**WHAT YOU HAVE TO DO:**
Keep the pictures out of the copy and print all the entries below exactly.

Entries taken from a collection:
----

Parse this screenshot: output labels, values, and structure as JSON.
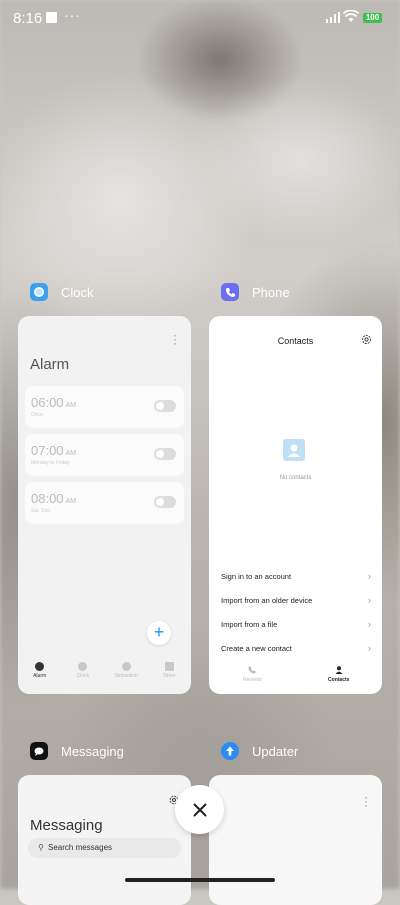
{
  "status": {
    "time": "8:16",
    "more": "···",
    "battery": "100"
  },
  "apps": {
    "clock": {
      "name": "Clock",
      "title": "Alarm",
      "alarms": [
        {
          "time": "06:00",
          "ampm": "AM",
          "sub": "Once",
          "enabled": false
        },
        {
          "time": "07:00",
          "ampm": "AM",
          "sub": "Monday to Friday",
          "enabled": false
        },
        {
          "time": "08:00",
          "ampm": "AM",
          "sub": "Sat, Sun",
          "enabled": false
        }
      ],
      "tabs": [
        "Alarm",
        "Clock",
        "Stopwatch",
        "Timer"
      ]
    },
    "phone": {
      "name": "Phone",
      "title": "Contacts",
      "empty_text": "No contacts",
      "options": [
        "Sign in to an account",
        "Import from an older device",
        "Import from a file",
        "Create a new contact"
      ],
      "tabs": [
        "Recents",
        "Contacts"
      ]
    },
    "messaging": {
      "name": "Messaging",
      "title": "Messaging",
      "search_placeholder": "Search messages"
    },
    "updater": {
      "name": "Updater"
    }
  },
  "colors": {
    "clock_icon": "#3d9ff0",
    "phone_icon": "#6a6ff0",
    "updater_icon": "#2d8cf0",
    "fab": "#2f8ff0",
    "battery": "#3fbf4f"
  },
  "icons": [
    "clock-app-icon",
    "phone-app-icon",
    "messaging-app-icon",
    "updater-app-icon",
    "gear-icon",
    "close-icon",
    "plus-icon",
    "chevron-right-icon",
    "search-icon"
  ]
}
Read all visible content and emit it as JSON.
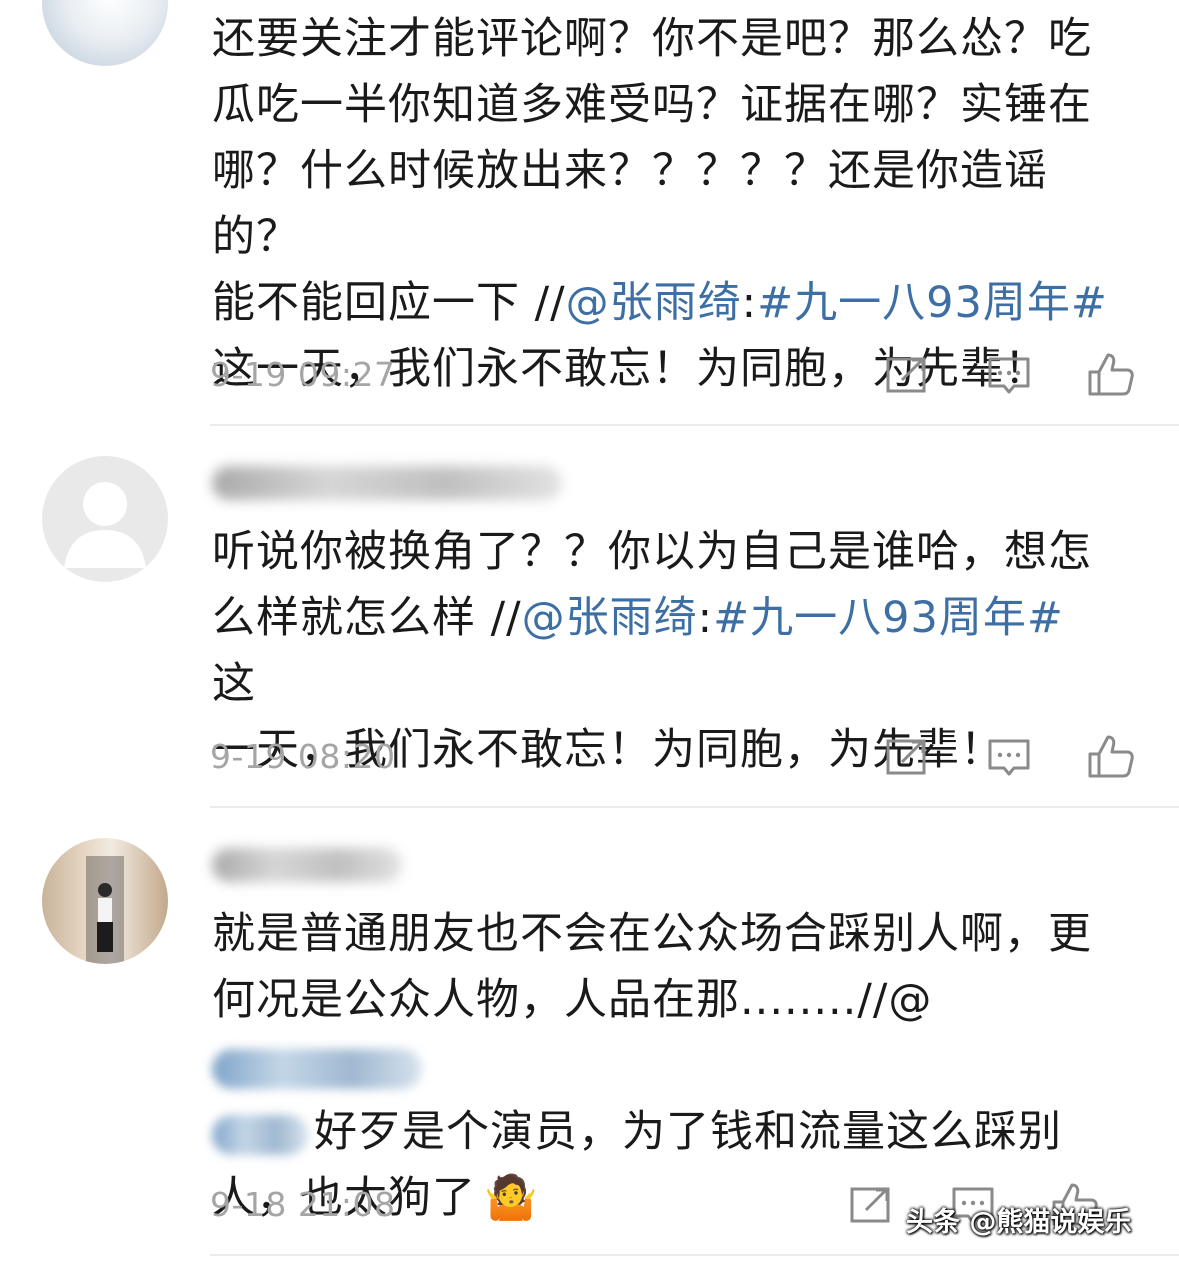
{
  "comments": [
    {
      "text_lines": [
        "还要关注才能评论啊？你不是吧？那么怂？吃",
        "瓜吃一半你知道多难受吗？证据在哪？实锤在",
        "哪？什么时候放出来？？？？？还是你造谣的？"
      ],
      "line4_prefix": "能不能回应一下 //",
      "mention": "@张雨绮",
      "colon": ":",
      "hashtag": "#九一八93周年#",
      "tail": "这一天，我们永不敢忘！为同胞，为先辈！",
      "time": "9-19 09:27"
    },
    {
      "line1": "听说你被换角了？？你以为自己是谁哈，想怎",
      "line2_prefix": "么样就怎么样 //",
      "mention": "@张雨绮",
      "colon": ":",
      "hashtag": "#九一八93周年#",
      "line2_suffix": " 这",
      "line3": "一天，我们永不敢忘！为同胞，为先辈！",
      "time": "9-19 08:20"
    },
    {
      "line1": "就是普通朋友也不会在公众场合踩别人啊，更",
      "line2": "何况是公众人物，人品在那........//@",
      "line3": "好歹是个演员，为了钱和流量这么踩别",
      "line4": "人，也太狗了",
      "emoji": "🤷",
      "time": "9-18 21:08"
    }
  ],
  "icons": {
    "share": "share-icon",
    "comment": "comment-icon",
    "like": "like-icon"
  },
  "colors": {
    "link": "#3d6fa5",
    "text": "#1a1a1a",
    "meta": "#a5a5a5",
    "divider": "#ececec"
  },
  "watermark": "头条 @熊猫说娱乐"
}
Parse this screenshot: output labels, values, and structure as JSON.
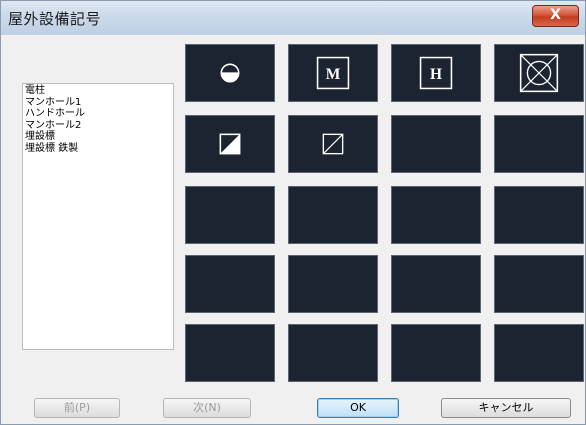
{
  "window": {
    "title": "屋外設備記号",
    "close_label": "X"
  },
  "symbol_list": {
    "items": [
      "電柱",
      "マンホール1",
      "ハンドホール",
      "マンホール2",
      "埋設標",
      "埋設標 鉄製"
    ]
  },
  "symbol_grid": {
    "columns": 4,
    "rows": 5,
    "symbols": [
      {
        "row": 0,
        "col": 0,
        "icon": "half-filled-circle-icon"
      },
      {
        "row": 0,
        "col": 1,
        "icon": "boxed-letter-m-icon",
        "text": "M"
      },
      {
        "row": 0,
        "col": 2,
        "icon": "boxed-letter-h-icon",
        "text": "H"
      },
      {
        "row": 0,
        "col": 3,
        "icon": "crossed-box-circle-icon"
      },
      {
        "row": 1,
        "col": 0,
        "icon": "diagonal-half-filled-square-icon"
      },
      {
        "row": 1,
        "col": 1,
        "icon": "diagonal-square-icon"
      }
    ]
  },
  "buttons": {
    "prev_label": "前(P)",
    "next_label": "次(N)",
    "ok_label": "OK",
    "cancel_label": "キャンセル"
  },
  "colors": {
    "cell_background": "#1c2432",
    "symbol_stroke": "#ffffff"
  }
}
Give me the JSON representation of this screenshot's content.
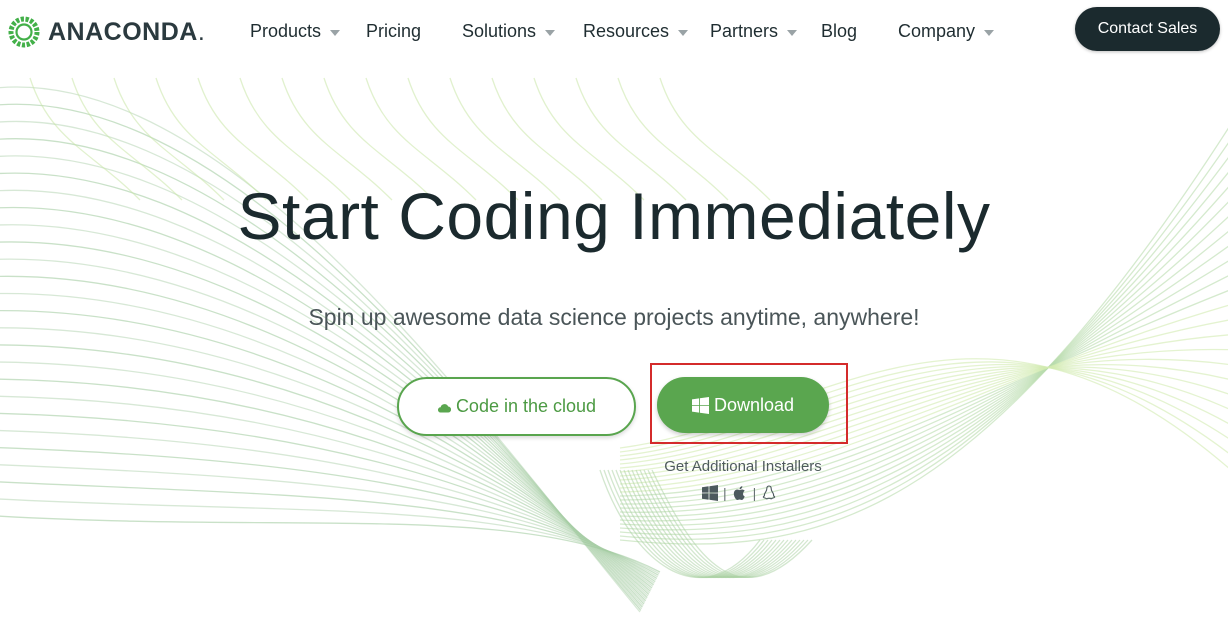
{
  "brand": {
    "name": "ANACONDA",
    "dot": "."
  },
  "nav": {
    "items": [
      {
        "label": "Products",
        "dropdown": true
      },
      {
        "label": "Pricing",
        "dropdown": false
      },
      {
        "label": "Solutions",
        "dropdown": true
      },
      {
        "label": "Resources",
        "dropdown": true
      },
      {
        "label": "Partners",
        "dropdown": true
      },
      {
        "label": "Blog",
        "dropdown": false
      },
      {
        "label": "Company",
        "dropdown": true
      }
    ],
    "cta_label": "Contact Sales"
  },
  "hero": {
    "title": "Start Coding Immediately",
    "subtitle": "Spin up awesome data science projects anytime, anywhere!",
    "cloud_button_label": "Code in the cloud",
    "download_button_label": "Download",
    "installers_label": "Get Additional Installers",
    "os_icons": [
      "windows-icon",
      "apple-icon",
      "linux-icon"
    ]
  },
  "colors": {
    "brand_green": "#5aa64f",
    "dark": "#1b2a2e",
    "highlight": "#d42b2b"
  }
}
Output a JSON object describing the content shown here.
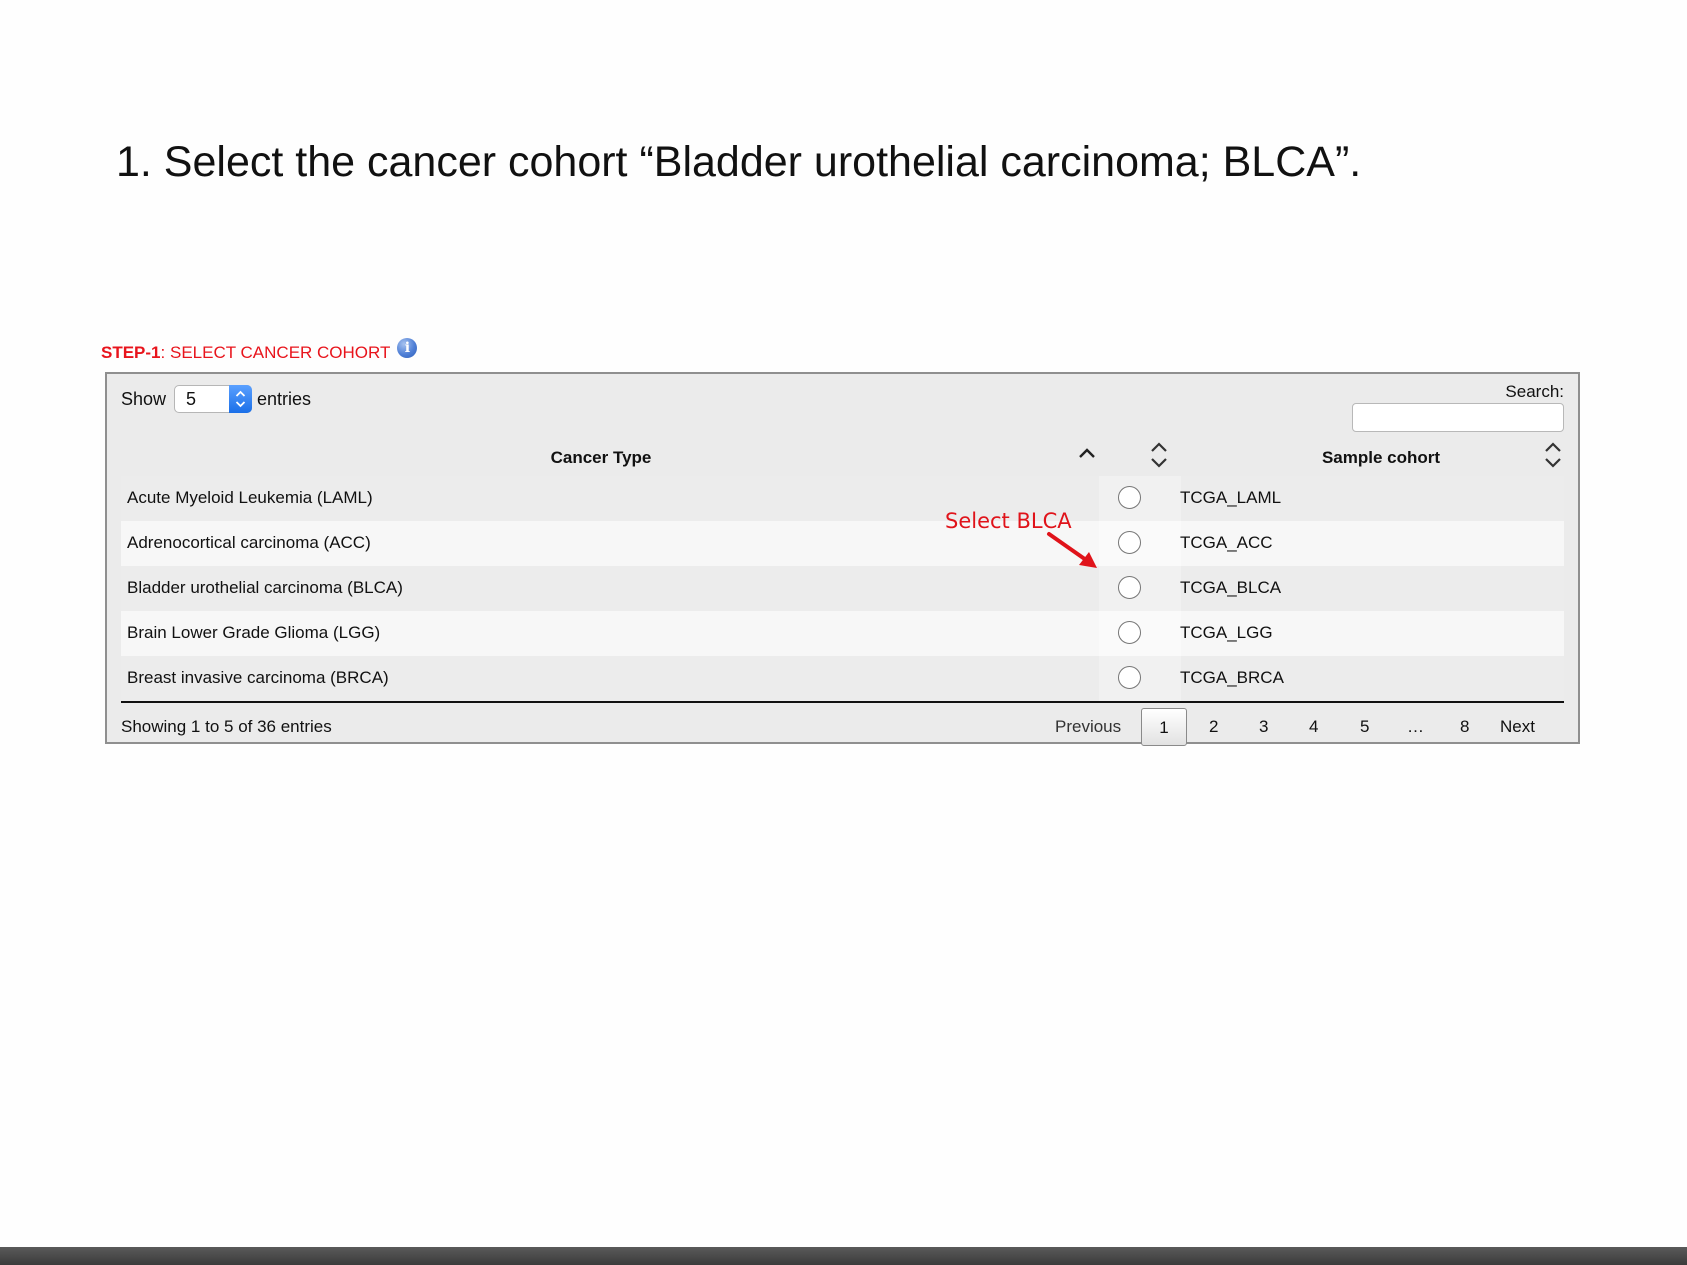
{
  "slide": {
    "title": "1. Select the cancer cohort “Bladder urothelial carcinoma; BLCA”."
  },
  "step": {
    "label_bold": "STEP-1",
    "label_rest": " : SELECT CANCER COHORT",
    "info_icon": "info-icon",
    "info_glyph": "i"
  },
  "table_controls": {
    "show_label": "Show",
    "page_length": "5",
    "entries_label": "entries",
    "search_label": "Search:",
    "search_value": ""
  },
  "columns": {
    "cancer_type": "Cancer Type",
    "sample_cohort": "Sample cohort"
  },
  "rows": [
    {
      "cancer_type": "Acute Myeloid Leukemia (LAML)",
      "sample_cohort": "TCGA_LAML"
    },
    {
      "cancer_type": "Adrenocortical carcinoma (ACC)",
      "sample_cohort": "TCGA_ACC"
    },
    {
      "cancer_type": "Bladder urothelial carcinoma (BLCA)",
      "sample_cohort": "TCGA_BLCA"
    },
    {
      "cancer_type": "Brain Lower Grade Glioma (LGG)",
      "sample_cohort": "TCGA_LGG"
    },
    {
      "cancer_type": "Breast invasive carcinoma (BRCA)",
      "sample_cohort": "TCGA_BRCA"
    }
  ],
  "footer": {
    "showing_info": "Showing 1 to 5 of 36 entries"
  },
  "pagination": {
    "previous": "Previous",
    "pages": [
      "1",
      "2",
      "3",
      "4",
      "5",
      "…",
      "8"
    ],
    "current_page": "1",
    "next": "Next"
  },
  "annotation": {
    "label": "Select BLCA",
    "color": "#e0131a"
  },
  "colors": {
    "accent_red": "#e8141c",
    "select_blue": "#1a6fe8",
    "panel_bg": "#ebebeb"
  }
}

----

**TASK ANSWER:**
Parse this screenshot: output labels, values, and structure as JSON.
{
  "status": {
    "time": "8:16",
    "more": "···",
    "battery": "100"
  },
  "apps": {
    "clock": {
      "name": "Clock",
      "title": "Alarm",
      "alarms": [
        {
          "time": "06:00",
          "ampm": "AM",
          "sub": "Once",
          "enabled": false
        },
        {
          "time": "07:00",
          "ampm": "AM",
          "sub": "Monday to Friday",
          "enabled": false
        },
        {
          "time": "08:00",
          "ampm": "AM",
          "sub": "Sat, Sun",
          "enabled": false
        }
      ],
      "tabs": [
        "Alarm",
        "Clock",
        "Stopwatch",
        "Timer"
      ]
    },
    "phone": {
      "name": "Phone",
      "title": "Contacts",
      "empty_text": "No contacts",
      "options": [
        "Sign in to an account",
        "Import from an older device",
        "Import from a file",
        "Create a new contact"
      ],
      "tabs": [
        "Recents",
        "Contacts"
      ]
    },
    "messaging": {
      "name": "Messaging",
      "title": "Messaging",
      "search_placeholder": "Search messages"
    },
    "updater": {
      "name": "Updater"
    }
  },
  "colors": {
    "clock_icon": "#3d9ff0",
    "phone_icon": "#6a6ff0",
    "updater_icon": "#2d8cf0",
    "fab": "#2f8ff0",
    "battery": "#3fbf4f"
  },
  "icons": [
    "clock-app-icon",
    "phone-app-icon",
    "messaging-app-icon",
    "updater-app-icon",
    "gear-icon",
    "close-icon",
    "plus-icon",
    "chevron-right-icon",
    "search-icon"
  ]
}
Read all visible content and emit it as JSON.
{
  "comments": [
    {
      "text_lines": [
        "还要关注才能评论啊？你不是吧？那么怂？吃",
        "瓜吃一半你知道多难受吗？证据在哪？实锤在",
        "哪？什么时候放出来？？？？？还是你造谣的？"
      ],
      "line4_prefix": "能不能回应一下 //",
      "mention": "@张雨绮",
      "colon": ":",
      "hashtag": "#九一八93周年#",
      "tail": "这一天，我们永不敢忘！为同胞，为先辈！",
      "time": "9-19 09:27"
    },
    {
      "line1": "听说你被换角了？？你以为自己是谁哈，想怎",
      "line2_prefix": "么样就怎么样 //",
      "mention": "@张雨绮",
      "colon": ":",
      "hashtag": "#九一八93周年#",
      "line2_suffix": " 这",
      "line3": "一天，我们永不敢忘！为同胞，为先辈！",
      "time": "9-19 08:20"
    },
    {
      "line1": "就是普通朋友也不会在公众场合踩别人啊，更",
      "line2": "何况是公众人物，人品在那........//@",
      "line3": "好歹是个演员，为了钱和流量这么踩别",
      "line4": "人，也太狗了",
      "emoji": "🤷",
      "time": "9-18 21:08"
    }
  ],
  "icons": {
    "share": "share-icon",
    "comment": "comment-icon",
    "like": "like-icon"
  },
  "colors": {
    "link": "#3d6fa5",
    "text": "#1a1a1a",
    "meta": "#a5a5a5",
    "divider": "#ececec"
  },
  "watermark": "头条 @熊猫说娱乐"
}
Parse this screenshot: output labels, values, and structure as JSON.
{
  "window": {
    "title": "屋外設備記号",
    "close_label": "X"
  },
  "symbol_list": {
    "items": [
      "電柱",
      "マンホール1",
      "ハンドホール",
      "マンホール2",
      "埋設標",
      "埋設標 鉄製"
    ]
  },
  "symbol_grid": {
    "columns": 4,
    "rows": 5,
    "symbols": [
      {
        "row": 0,
        "col": 0,
        "icon": "half-filled-circle-icon"
      },
      {
        "row": 0,
        "col": 1,
        "icon": "boxed-letter-m-icon",
        "text": "M"
      },
      {
        "row": 0,
        "col": 2,
        "icon": "boxed-letter-h-icon",
        "text": "H"
      },
      {
        "row": 0,
        "col": 3,
        "icon": "crossed-box-circle-icon"
      },
      {
        "row": 1,
        "col": 0,
        "icon": "diagonal-half-filled-square-icon"
      },
      {
        "row": 1,
        "col": 1,
        "icon": "diagonal-square-icon"
      }
    ]
  },
  "buttons": {
    "prev_label": "前(P)",
    "next_label": "次(N)",
    "ok_label": "OK",
    "cancel_label": "キャンセル"
  },
  "colors": {
    "cell_background": "#1c2432",
    "symbol_stroke": "#ffffff"
  }
}
Give me the JSON representation of this screenshot's content.
{
  "brand": {
    "name": "ANACONDA",
    "dot": "."
  },
  "nav": {
    "items": [
      {
        "label": "Products",
        "dropdown": true
      },
      {
        "label": "Pricing",
        "dropdown": false
      },
      {
        "label": "Solutions",
        "dropdown": true
      },
      {
        "label": "Resources",
        "dropdown": true
      },
      {
        "label": "Partners",
        "dropdown": true
      },
      {
        "label": "Blog",
        "dropdown": false
      },
      {
        "label": "Company",
        "dropdown": true
      }
    ],
    "cta_label": "Contact Sales"
  },
  "hero": {
    "title": "Start Coding Immediately",
    "subtitle": "Spin up awesome data science projects anytime, anywhere!",
    "cloud_button_label": "Code in the cloud",
    "download_button_label": "Download",
    "installers_label": "Get Additional Installers",
    "os_icons": [
      "windows-icon",
      "apple-icon",
      "linux-icon"
    ]
  },
  "colors": {
    "brand_green": "#5aa64f",
    "dark": "#1b2a2e",
    "highlight": "#d42b2b"
  }
}
Output a JSON object describing the content shown here.
{
  "slide": {
    "title": "1. Select the cancer cohort “Bladder urothelial carcinoma; BLCA”."
  },
  "step": {
    "label_bold": "STEP-1",
    "label_rest": " : SELECT CANCER COHORT",
    "info_icon": "info-icon",
    "info_glyph": "i"
  },
  "table_controls": {
    "show_label": "Show",
    "page_length": "5",
    "entries_label": "entries",
    "search_label": "Search:",
    "search_value": ""
  },
  "columns": {
    "cancer_type": "Cancer Type",
    "sample_cohort": "Sample cohort"
  },
  "rows": [
    {
      "cancer_type": "Acute Myeloid Leukemia (LAML)",
      "sample_cohort": "TCGA_LAML"
    },
    {
      "cancer_type": "Adrenocortical carcinoma (ACC)",
      "sample_cohort": "TCGA_ACC"
    },
    {
      "cancer_type": "Bladder urothelial carcinoma (BLCA)",
      "sample_cohort": "TCGA_BLCA"
    },
    {
      "cancer_type": "Brain Lower Grade Glioma (LGG)",
      "sample_cohort": "TCGA_LGG"
    },
    {
      "cancer_type": "Breast invasive carcinoma (BRCA)",
      "sample_cohort": "TCGA_BRCA"
    }
  ],
  "footer": {
    "showing_info": "Showing 1 to 5 of 36 entries"
  },
  "pagination": {
    "previous": "Previous",
    "pages": [
      "1",
      "2",
      "3",
      "4",
      "5",
      "…",
      "8"
    ],
    "current_page": "1",
    "next": "Next"
  },
  "annotation": {
    "label": "Select BLCA",
    "color": "#e0131a"
  },
  "colors": {
    "accent_red": "#e8141c",
    "select_blue": "#1a6fe8",
    "panel_bg": "#ebebeb"
  }
}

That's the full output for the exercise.